▶ **Stated task**: Go through the listing and pick out each line with the word "color" in it.

▶ **Records supplied**:
⁂
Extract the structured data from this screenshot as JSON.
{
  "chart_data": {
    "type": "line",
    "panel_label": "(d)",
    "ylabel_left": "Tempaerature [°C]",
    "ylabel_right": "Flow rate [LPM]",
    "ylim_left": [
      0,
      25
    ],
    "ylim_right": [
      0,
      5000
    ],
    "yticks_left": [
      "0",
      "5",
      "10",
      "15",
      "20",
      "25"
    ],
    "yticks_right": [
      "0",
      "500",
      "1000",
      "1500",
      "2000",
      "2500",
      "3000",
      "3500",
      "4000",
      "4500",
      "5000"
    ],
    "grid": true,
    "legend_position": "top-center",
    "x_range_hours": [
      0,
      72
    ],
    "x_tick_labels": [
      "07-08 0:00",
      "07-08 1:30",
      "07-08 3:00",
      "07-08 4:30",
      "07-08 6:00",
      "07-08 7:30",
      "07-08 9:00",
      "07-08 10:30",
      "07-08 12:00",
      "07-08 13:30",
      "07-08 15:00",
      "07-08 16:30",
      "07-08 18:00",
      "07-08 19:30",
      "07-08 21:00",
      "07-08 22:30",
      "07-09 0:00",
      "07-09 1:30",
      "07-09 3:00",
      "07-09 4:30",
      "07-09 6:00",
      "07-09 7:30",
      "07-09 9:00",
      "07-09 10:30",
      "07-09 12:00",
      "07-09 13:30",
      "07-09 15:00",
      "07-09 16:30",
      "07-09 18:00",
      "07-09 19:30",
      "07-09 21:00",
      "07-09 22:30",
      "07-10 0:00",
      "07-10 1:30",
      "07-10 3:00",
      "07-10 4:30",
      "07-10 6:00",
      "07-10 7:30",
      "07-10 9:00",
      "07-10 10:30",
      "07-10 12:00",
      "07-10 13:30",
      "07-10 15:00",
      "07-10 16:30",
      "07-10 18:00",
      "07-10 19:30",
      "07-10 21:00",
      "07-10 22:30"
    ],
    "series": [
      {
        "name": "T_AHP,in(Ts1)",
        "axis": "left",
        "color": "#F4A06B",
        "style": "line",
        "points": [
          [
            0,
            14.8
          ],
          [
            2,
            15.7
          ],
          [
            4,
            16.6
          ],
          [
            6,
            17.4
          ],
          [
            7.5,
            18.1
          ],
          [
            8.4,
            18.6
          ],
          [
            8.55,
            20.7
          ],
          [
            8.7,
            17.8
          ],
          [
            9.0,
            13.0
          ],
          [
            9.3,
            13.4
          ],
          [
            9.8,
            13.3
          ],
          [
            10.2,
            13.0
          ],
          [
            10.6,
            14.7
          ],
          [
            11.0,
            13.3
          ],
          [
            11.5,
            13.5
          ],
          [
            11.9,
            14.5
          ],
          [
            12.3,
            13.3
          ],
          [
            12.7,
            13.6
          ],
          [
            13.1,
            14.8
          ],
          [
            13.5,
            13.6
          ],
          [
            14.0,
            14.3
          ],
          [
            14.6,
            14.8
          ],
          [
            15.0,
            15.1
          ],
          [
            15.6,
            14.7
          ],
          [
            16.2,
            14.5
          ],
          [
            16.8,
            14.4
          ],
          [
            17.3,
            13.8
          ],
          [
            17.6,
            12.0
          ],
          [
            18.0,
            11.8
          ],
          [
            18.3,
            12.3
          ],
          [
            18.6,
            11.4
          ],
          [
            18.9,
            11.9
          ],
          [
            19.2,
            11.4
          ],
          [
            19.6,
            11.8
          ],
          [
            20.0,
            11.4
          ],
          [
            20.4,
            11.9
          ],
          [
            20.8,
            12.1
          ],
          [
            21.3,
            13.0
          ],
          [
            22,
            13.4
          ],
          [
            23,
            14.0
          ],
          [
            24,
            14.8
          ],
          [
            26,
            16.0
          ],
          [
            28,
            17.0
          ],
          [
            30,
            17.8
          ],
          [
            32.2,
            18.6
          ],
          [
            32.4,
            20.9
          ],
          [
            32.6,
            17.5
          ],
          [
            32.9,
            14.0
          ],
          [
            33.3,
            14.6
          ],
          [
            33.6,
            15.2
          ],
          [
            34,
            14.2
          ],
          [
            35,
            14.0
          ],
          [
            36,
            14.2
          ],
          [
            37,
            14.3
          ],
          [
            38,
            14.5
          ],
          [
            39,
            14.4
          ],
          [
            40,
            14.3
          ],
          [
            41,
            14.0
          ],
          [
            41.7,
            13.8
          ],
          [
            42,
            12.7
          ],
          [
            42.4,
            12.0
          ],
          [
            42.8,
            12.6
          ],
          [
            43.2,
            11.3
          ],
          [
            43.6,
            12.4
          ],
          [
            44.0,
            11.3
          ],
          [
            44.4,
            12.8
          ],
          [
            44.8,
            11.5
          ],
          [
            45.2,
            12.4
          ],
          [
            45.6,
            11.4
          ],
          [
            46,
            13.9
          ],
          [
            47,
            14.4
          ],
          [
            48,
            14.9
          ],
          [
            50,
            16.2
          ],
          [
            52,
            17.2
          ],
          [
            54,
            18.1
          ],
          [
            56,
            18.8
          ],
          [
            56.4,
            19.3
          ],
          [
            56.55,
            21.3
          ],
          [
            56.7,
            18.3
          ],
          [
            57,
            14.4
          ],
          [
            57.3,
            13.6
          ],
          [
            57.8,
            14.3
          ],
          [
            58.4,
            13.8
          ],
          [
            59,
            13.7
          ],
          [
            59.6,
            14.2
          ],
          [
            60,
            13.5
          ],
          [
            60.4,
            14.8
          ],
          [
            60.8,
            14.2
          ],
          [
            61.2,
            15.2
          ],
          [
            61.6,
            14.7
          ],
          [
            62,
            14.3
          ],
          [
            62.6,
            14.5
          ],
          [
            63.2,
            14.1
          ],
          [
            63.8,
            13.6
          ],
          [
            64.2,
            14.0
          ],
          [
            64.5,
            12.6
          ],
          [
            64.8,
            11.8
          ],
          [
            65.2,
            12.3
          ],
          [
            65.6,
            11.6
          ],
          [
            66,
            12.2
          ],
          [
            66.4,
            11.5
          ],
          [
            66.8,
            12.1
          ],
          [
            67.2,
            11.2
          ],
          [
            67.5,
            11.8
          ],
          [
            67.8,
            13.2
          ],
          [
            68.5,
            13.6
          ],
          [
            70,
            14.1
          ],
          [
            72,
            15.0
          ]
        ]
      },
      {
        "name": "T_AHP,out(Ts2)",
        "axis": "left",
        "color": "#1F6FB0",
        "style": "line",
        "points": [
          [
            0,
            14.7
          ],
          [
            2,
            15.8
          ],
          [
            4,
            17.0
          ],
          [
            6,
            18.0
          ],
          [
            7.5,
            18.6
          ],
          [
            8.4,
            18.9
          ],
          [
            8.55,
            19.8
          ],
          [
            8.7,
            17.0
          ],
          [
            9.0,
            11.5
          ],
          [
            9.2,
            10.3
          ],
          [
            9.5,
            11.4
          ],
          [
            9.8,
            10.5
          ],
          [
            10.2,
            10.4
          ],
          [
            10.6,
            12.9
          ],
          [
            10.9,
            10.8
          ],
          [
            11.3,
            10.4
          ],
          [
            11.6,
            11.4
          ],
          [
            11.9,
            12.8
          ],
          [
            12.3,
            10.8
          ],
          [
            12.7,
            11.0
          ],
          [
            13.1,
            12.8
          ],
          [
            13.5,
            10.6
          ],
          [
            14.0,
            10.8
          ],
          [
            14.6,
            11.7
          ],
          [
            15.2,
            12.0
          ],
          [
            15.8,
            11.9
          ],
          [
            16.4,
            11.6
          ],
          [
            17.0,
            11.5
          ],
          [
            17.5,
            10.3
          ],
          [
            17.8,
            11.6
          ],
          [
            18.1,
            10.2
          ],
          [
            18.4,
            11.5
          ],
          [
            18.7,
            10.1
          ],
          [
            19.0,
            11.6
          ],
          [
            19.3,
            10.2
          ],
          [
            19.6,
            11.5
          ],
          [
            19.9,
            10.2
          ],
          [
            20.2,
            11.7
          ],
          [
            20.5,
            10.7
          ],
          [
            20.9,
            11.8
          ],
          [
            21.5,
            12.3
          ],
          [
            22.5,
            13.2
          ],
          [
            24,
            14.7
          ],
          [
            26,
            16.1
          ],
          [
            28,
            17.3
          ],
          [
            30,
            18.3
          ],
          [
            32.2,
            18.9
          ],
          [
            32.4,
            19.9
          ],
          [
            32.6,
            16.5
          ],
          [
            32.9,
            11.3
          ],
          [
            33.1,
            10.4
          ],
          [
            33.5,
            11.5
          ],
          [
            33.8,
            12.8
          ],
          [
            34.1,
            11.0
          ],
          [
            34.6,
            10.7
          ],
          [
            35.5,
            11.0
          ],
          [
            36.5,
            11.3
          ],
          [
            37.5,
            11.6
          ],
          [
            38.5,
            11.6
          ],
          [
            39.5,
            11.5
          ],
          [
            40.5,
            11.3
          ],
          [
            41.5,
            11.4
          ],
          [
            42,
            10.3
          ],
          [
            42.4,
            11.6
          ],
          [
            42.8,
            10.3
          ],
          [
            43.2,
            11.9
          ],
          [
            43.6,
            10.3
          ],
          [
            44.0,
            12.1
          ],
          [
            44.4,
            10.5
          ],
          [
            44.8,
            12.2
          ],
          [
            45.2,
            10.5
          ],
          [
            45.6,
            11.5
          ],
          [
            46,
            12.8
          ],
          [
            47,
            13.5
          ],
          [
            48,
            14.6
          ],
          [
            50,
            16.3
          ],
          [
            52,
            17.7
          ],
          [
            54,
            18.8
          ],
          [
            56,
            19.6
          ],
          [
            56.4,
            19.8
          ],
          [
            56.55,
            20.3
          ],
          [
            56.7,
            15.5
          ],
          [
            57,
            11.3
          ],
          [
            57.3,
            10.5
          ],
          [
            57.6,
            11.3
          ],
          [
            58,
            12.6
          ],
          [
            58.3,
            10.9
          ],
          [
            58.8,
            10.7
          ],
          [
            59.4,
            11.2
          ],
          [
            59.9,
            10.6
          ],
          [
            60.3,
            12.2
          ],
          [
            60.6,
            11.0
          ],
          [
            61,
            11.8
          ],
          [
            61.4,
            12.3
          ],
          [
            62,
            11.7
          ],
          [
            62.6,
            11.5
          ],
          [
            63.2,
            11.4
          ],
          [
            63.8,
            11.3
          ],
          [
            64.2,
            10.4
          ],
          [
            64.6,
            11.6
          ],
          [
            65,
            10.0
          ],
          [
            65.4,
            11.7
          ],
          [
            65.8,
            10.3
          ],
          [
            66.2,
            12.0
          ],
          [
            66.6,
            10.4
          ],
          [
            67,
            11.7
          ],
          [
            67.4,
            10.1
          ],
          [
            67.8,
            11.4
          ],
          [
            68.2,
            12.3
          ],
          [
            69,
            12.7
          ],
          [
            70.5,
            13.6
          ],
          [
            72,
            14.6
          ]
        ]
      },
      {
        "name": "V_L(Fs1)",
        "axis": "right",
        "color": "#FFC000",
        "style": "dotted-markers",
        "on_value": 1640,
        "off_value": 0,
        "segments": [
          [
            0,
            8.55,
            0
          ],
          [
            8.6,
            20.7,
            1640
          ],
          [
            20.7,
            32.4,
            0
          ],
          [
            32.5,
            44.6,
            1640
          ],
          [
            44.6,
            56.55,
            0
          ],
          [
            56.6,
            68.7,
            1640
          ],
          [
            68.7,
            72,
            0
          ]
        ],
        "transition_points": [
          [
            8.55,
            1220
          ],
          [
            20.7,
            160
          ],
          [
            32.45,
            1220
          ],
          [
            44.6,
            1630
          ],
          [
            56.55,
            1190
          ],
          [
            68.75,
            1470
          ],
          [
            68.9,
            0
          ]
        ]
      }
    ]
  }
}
⁂
▶ **Full answer**:
        "color": "#F4A06B",
        "color": "#1F6FB0",
        "color": "#FFC000",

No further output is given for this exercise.